## [EXERCISE REQUIREMENTS]
Every entry must be repeated exactly. Exclude all pictures.

(Records contained in a dataset)
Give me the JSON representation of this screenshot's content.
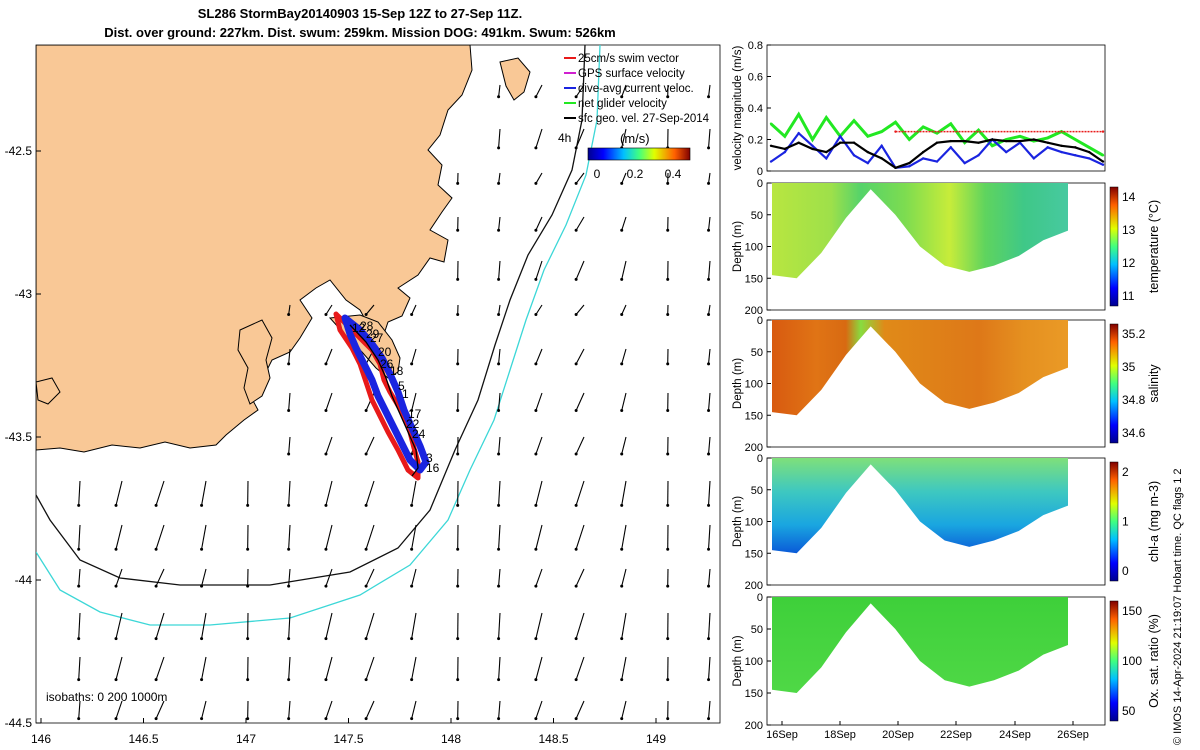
{
  "header": {
    "title": "SL286 StormBay20140903 15-Sep 12Z to 27-Sep 11Z.",
    "subtitle": "Dist. over ground: 227km. Dist. swum: 259km. Mission DOG: 491km. Swum: 526km"
  },
  "credit": "© IMOS 14-Apr-2024 21:19:07 Hobart time. QC flags 1  2",
  "colors": {
    "land": "#f9c896",
    "isobath_200": "#111111",
    "isobath_1000": "#3cd7d7",
    "track": "#0a10d8",
    "swim": "#e81a1a",
    "gps": "#d020d0",
    "dive": "#1a24e0",
    "net": "#22e822",
    "velocity_line": "#000000"
  },
  "map": {
    "x_ticks": [
      "146",
      "146.5",
      "147",
      "147.5",
      "148",
      "148.5",
      "149"
    ],
    "y_ticks": [
      "-42.5",
      "-43",
      "-43.5",
      "-44",
      "-44.5"
    ],
    "isobaths_label": "isobaths: 0   200  1000m",
    "time_label": "4h",
    "legend": [
      {
        "label": "25cm/s swim vector",
        "color": "#e81a1a"
      },
      {
        "label": "GPS surface velocity",
        "color": "#d020d0"
      },
      {
        "label": "dive-avg current veloc.",
        "color": "#1a24e0"
      },
      {
        "label": "net glider velocity",
        "color": "#22e822"
      },
      {
        "label": "sfc geo. vel. 27-Sep-2014",
        "color": "#000000"
      }
    ],
    "colorbar": {
      "unit": "(m/s)",
      "ticks": [
        "0",
        "0.2",
        "0.4"
      ]
    },
    "day_labels": [
      "12",
      "28",
      "29",
      "27",
      "20",
      "26",
      "18",
      "5",
      "1",
      "17",
      "22",
      "24",
      "3",
      "16"
    ]
  },
  "chart_data": [
    {
      "type": "line",
      "ylabel": "velocity magnitude (m/s)",
      "ylim": [
        0,
        0.8
      ],
      "y_ticks": [
        "0",
        "0.2",
        "0.4",
        "0.6",
        "0.8"
      ],
      "x_range": [
        "15-Sep 12Z",
        "27-Sep 11Z"
      ],
      "series": [
        {
          "name": "net glider velocity",
          "color": "#22e822",
          "x": [
            0,
            0.5,
            1,
            1.5,
            2,
            2.5,
            3,
            3.5,
            4,
            4.5,
            5,
            5.5,
            6,
            6.5,
            7,
            7.5,
            8,
            8.5,
            9,
            9.5,
            10,
            10.5,
            11,
            11.5,
            12
          ],
          "values": [
            0.3,
            0.22,
            0.36,
            0.2,
            0.34,
            0.22,
            0.32,
            0.22,
            0.25,
            0.31,
            0.2,
            0.28,
            0.24,
            0.3,
            0.18,
            0.26,
            0.16,
            0.2,
            0.22,
            0.19,
            0.21,
            0.25,
            0.2,
            0.15,
            0.1
          ]
        },
        {
          "name": "dive-avg current veloc.",
          "color": "#1a24e0",
          "x": [
            0,
            0.5,
            1,
            1.5,
            2,
            2.5,
            3,
            3.5,
            4,
            4.5,
            5,
            5.5,
            6,
            6.5,
            7,
            7.5,
            8,
            8.5,
            9,
            9.5,
            10,
            10.5,
            11,
            11.5,
            12
          ],
          "values": [
            0.06,
            0.12,
            0.24,
            0.16,
            0.08,
            0.22,
            0.1,
            0.05,
            0.16,
            0.02,
            0.03,
            0.08,
            0.06,
            0.15,
            0.05,
            0.1,
            0.2,
            0.12,
            0.18,
            0.08,
            0.15,
            0.12,
            0.1,
            0.08,
            0.04
          ]
        },
        {
          "name": "sfc geo. vel. 27-Sep-2014",
          "color": "#000000",
          "x": [
            0,
            0.5,
            1,
            1.5,
            2,
            2.5,
            3,
            3.5,
            4,
            4.5,
            5,
            5.5,
            6,
            6.5,
            7,
            7.5,
            8,
            8.5,
            9,
            9.5,
            10,
            10.5,
            11,
            11.5,
            12
          ],
          "values": [
            0.16,
            0.14,
            0.18,
            0.14,
            0.12,
            0.18,
            0.18,
            0.12,
            0.08,
            0.02,
            0.05,
            0.12,
            0.18,
            0.19,
            0.19,
            0.18,
            0.2,
            0.19,
            0.19,
            0.2,
            0.18,
            0.16,
            0.15,
            0.12,
            0.06
          ]
        },
        {
          "name": "25cm/s swim vector",
          "color": "#e81a1a",
          "x": [
            4.5,
            12
          ],
          "values": [
            0.25,
            0.25
          ]
        }
      ]
    },
    {
      "type": "heatmap",
      "ylabel": "Depth (m)",
      "colorbar_label": "temperature (°C)",
      "cbar_ticks": [
        "14",
        "13",
        "12",
        "11"
      ],
      "y_ticks": [
        "0",
        "50",
        "100",
        "150",
        "200"
      ],
      "bottom_depth_profile": [
        145,
        150,
        110,
        55,
        10,
        50,
        100,
        130,
        140,
        130,
        115,
        90,
        75
      ]
    },
    {
      "type": "heatmap",
      "ylabel": "Depth (m)",
      "colorbar_label": "salinity",
      "cbar_ticks": [
        "35.2",
        "35",
        "34.8",
        "34.6"
      ],
      "y_ticks": [
        "0",
        "50",
        "100",
        "150",
        "200"
      ],
      "bottom_depth_profile": [
        145,
        150,
        110,
        55,
        10,
        50,
        100,
        130,
        140,
        130,
        115,
        90,
        75
      ]
    },
    {
      "type": "heatmap",
      "ylabel": "Depth (m)",
      "colorbar_label": "chl-a (mg m-3)",
      "cbar_ticks": [
        "2",
        "1",
        "0"
      ],
      "y_ticks": [
        "0",
        "50",
        "100",
        "150",
        "200"
      ],
      "bottom_depth_profile": [
        145,
        150,
        110,
        55,
        10,
        50,
        100,
        130,
        140,
        130,
        115,
        90,
        75
      ]
    },
    {
      "type": "heatmap",
      "ylabel": "Depth (m)",
      "colorbar_label": "Ox. sat. ratio (%)",
      "cbar_ticks": [
        "150",
        "100",
        "50"
      ],
      "y_ticks": [
        "0",
        "50",
        "100",
        "150",
        "200"
      ],
      "x_ticks": [
        "16Sep",
        "18Sep",
        "20Sep",
        "22Sep",
        "24Sep",
        "26Sep"
      ],
      "bottom_depth_profile": [
        145,
        150,
        110,
        55,
        10,
        50,
        100,
        130,
        140,
        130,
        115,
        90,
        75
      ]
    }
  ]
}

## [WRITTEN ANSWER]
Give me the JSON representation of this screenshot's content.
{
  "header": {
    "title": "SL286 StormBay20140903 15-Sep 12Z to 27-Sep 11Z.",
    "subtitle": "Dist. over ground: 227km. Dist. swum: 259km. Mission DOG: 491km. Swum: 526km"
  },
  "credit": "© IMOS 14-Apr-2024 21:19:07 Hobart time. QC flags 1  2",
  "colors": {
    "land": "#f9c896",
    "isobath_200": "#111111",
    "isobath_1000": "#3cd7d7",
    "track": "#0a10d8",
    "swim": "#e81a1a",
    "gps": "#d020d0",
    "dive": "#1a24e0",
    "net": "#22e822",
    "velocity_line": "#000000"
  },
  "map": {
    "x_ticks": [
      "146",
      "146.5",
      "147",
      "147.5",
      "148",
      "148.5",
      "149"
    ],
    "y_ticks": [
      "-42.5",
      "-43",
      "-43.5",
      "-44",
      "-44.5"
    ],
    "isobaths_label": "isobaths: 0   200  1000m",
    "time_label": "4h",
    "legend": [
      {
        "label": "25cm/s swim vector",
        "color": "#e81a1a"
      },
      {
        "label": "GPS surface velocity",
        "color": "#d020d0"
      },
      {
        "label": "dive-avg current veloc.",
        "color": "#1a24e0"
      },
      {
        "label": "net glider velocity",
        "color": "#22e822"
      },
      {
        "label": "sfc geo. vel. 27-Sep-2014",
        "color": "#000000"
      }
    ],
    "colorbar": {
      "unit": "(m/s)",
      "ticks": [
        "0",
        "0.2",
        "0.4"
      ]
    },
    "day_labels": [
      "12",
      "28",
      "29",
      "27",
      "20",
      "26",
      "18",
      "5",
      "1",
      "17",
      "22",
      "24",
      "3",
      "16"
    ]
  },
  "chart_data": [
    {
      "type": "line",
      "ylabel": "velocity magnitude (m/s)",
      "ylim": [
        0,
        0.8
      ],
      "y_ticks": [
        "0",
        "0.2",
        "0.4",
        "0.6",
        "0.8"
      ],
      "x_range": [
        "15-Sep 12Z",
        "27-Sep 11Z"
      ],
      "series": [
        {
          "name": "net glider velocity",
          "color": "#22e822",
          "x": [
            0,
            0.5,
            1,
            1.5,
            2,
            2.5,
            3,
            3.5,
            4,
            4.5,
            5,
            5.5,
            6,
            6.5,
            7,
            7.5,
            8,
            8.5,
            9,
            9.5,
            10,
            10.5,
            11,
            11.5,
            12
          ],
          "values": [
            0.3,
            0.22,
            0.36,
            0.2,
            0.34,
            0.22,
            0.32,
            0.22,
            0.25,
            0.31,
            0.2,
            0.28,
            0.24,
            0.3,
            0.18,
            0.26,
            0.16,
            0.2,
            0.22,
            0.19,
            0.21,
            0.25,
            0.2,
            0.15,
            0.1
          ]
        },
        {
          "name": "dive-avg current veloc.",
          "color": "#1a24e0",
          "x": [
            0,
            0.5,
            1,
            1.5,
            2,
            2.5,
            3,
            3.5,
            4,
            4.5,
            5,
            5.5,
            6,
            6.5,
            7,
            7.5,
            8,
            8.5,
            9,
            9.5,
            10,
            10.5,
            11,
            11.5,
            12
          ],
          "values": [
            0.06,
            0.12,
            0.24,
            0.16,
            0.08,
            0.22,
            0.1,
            0.05,
            0.16,
            0.02,
            0.03,
            0.08,
            0.06,
            0.15,
            0.05,
            0.1,
            0.2,
            0.12,
            0.18,
            0.08,
            0.15,
            0.12,
            0.1,
            0.08,
            0.04
          ]
        },
        {
          "name": "sfc geo. vel. 27-Sep-2014",
          "color": "#000000",
          "x": [
            0,
            0.5,
            1,
            1.5,
            2,
            2.5,
            3,
            3.5,
            4,
            4.5,
            5,
            5.5,
            6,
            6.5,
            7,
            7.5,
            8,
            8.5,
            9,
            9.5,
            10,
            10.5,
            11,
            11.5,
            12
          ],
          "values": [
            0.16,
            0.14,
            0.18,
            0.14,
            0.12,
            0.18,
            0.18,
            0.12,
            0.08,
            0.02,
            0.05,
            0.12,
            0.18,
            0.19,
            0.19,
            0.18,
            0.2,
            0.19,
            0.19,
            0.2,
            0.18,
            0.16,
            0.15,
            0.12,
            0.06
          ]
        },
        {
          "name": "25cm/s swim vector",
          "color": "#e81a1a",
          "x": [
            4.5,
            12
          ],
          "values": [
            0.25,
            0.25
          ]
        }
      ]
    },
    {
      "type": "heatmap",
      "ylabel": "Depth (m)",
      "colorbar_label": "temperature (°C)",
      "cbar_ticks": [
        "14",
        "13",
        "12",
        "11"
      ],
      "y_ticks": [
        "0",
        "50",
        "100",
        "150",
        "200"
      ],
      "bottom_depth_profile": [
        145,
        150,
        110,
        55,
        10,
        50,
        100,
        130,
        140,
        130,
        115,
        90,
        75
      ]
    },
    {
      "type": "heatmap",
      "ylabel": "Depth (m)",
      "colorbar_label": "salinity",
      "cbar_ticks": [
        "35.2",
        "35",
        "34.8",
        "34.6"
      ],
      "y_ticks": [
        "0",
        "50",
        "100",
        "150",
        "200"
      ],
      "bottom_depth_profile": [
        145,
        150,
        110,
        55,
        10,
        50,
        100,
        130,
        140,
        130,
        115,
        90,
        75
      ]
    },
    {
      "type": "heatmap",
      "ylabel": "Depth (m)",
      "colorbar_label": "chl-a (mg m-3)",
      "cbar_ticks": [
        "2",
        "1",
        "0"
      ],
      "y_ticks": [
        "0",
        "50",
        "100",
        "150",
        "200"
      ],
      "bottom_depth_profile": [
        145,
        150,
        110,
        55,
        10,
        50,
        100,
        130,
        140,
        130,
        115,
        90,
        75
      ]
    },
    {
      "type": "heatmap",
      "ylabel": "Depth (m)",
      "colorbar_label": "Ox. sat. ratio (%)",
      "cbar_ticks": [
        "150",
        "100",
        "50"
      ],
      "y_ticks": [
        "0",
        "50",
        "100",
        "150",
        "200"
      ],
      "x_ticks": [
        "16Sep",
        "18Sep",
        "20Sep",
        "22Sep",
        "24Sep",
        "26Sep"
      ],
      "bottom_depth_profile": [
        145,
        150,
        110,
        55,
        10,
        50,
        100,
        130,
        140,
        130,
        115,
        90,
        75
      ]
    }
  ]
}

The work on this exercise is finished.